* Begin Rows *

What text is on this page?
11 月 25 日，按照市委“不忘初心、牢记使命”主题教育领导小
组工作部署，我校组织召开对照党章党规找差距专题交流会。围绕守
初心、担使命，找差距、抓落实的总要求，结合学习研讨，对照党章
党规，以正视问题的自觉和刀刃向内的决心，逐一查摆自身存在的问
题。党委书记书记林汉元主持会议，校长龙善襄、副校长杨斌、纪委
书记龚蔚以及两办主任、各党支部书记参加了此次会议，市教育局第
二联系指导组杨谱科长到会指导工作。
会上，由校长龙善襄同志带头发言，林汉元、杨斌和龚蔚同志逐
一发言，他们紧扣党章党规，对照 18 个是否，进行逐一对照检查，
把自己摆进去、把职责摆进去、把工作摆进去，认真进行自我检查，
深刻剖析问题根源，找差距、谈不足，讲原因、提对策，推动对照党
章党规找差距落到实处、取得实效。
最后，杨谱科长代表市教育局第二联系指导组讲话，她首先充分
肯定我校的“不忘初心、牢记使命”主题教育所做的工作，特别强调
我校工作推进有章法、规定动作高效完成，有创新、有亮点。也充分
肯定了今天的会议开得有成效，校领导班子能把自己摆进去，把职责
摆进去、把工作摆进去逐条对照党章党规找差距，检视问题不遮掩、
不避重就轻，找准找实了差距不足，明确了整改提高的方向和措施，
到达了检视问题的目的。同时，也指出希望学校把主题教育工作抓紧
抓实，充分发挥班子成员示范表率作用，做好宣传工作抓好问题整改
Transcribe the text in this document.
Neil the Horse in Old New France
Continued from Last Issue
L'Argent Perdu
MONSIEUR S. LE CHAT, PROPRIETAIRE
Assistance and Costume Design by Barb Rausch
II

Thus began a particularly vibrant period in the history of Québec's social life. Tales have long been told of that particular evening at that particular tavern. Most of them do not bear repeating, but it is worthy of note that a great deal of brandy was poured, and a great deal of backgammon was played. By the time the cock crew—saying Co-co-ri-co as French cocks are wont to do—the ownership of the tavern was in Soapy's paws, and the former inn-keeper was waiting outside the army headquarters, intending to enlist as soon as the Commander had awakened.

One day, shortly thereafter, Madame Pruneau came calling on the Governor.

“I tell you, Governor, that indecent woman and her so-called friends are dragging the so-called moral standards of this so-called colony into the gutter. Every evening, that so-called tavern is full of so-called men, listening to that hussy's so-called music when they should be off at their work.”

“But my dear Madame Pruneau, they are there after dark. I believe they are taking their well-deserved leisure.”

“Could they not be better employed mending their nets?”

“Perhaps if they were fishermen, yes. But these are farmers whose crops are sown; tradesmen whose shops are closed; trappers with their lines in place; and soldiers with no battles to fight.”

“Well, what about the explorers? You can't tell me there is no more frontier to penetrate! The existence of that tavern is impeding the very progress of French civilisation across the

* End Rows *

What is expected.
Return only the number of lines in the data above that include the word "tell".

Result of this task.
2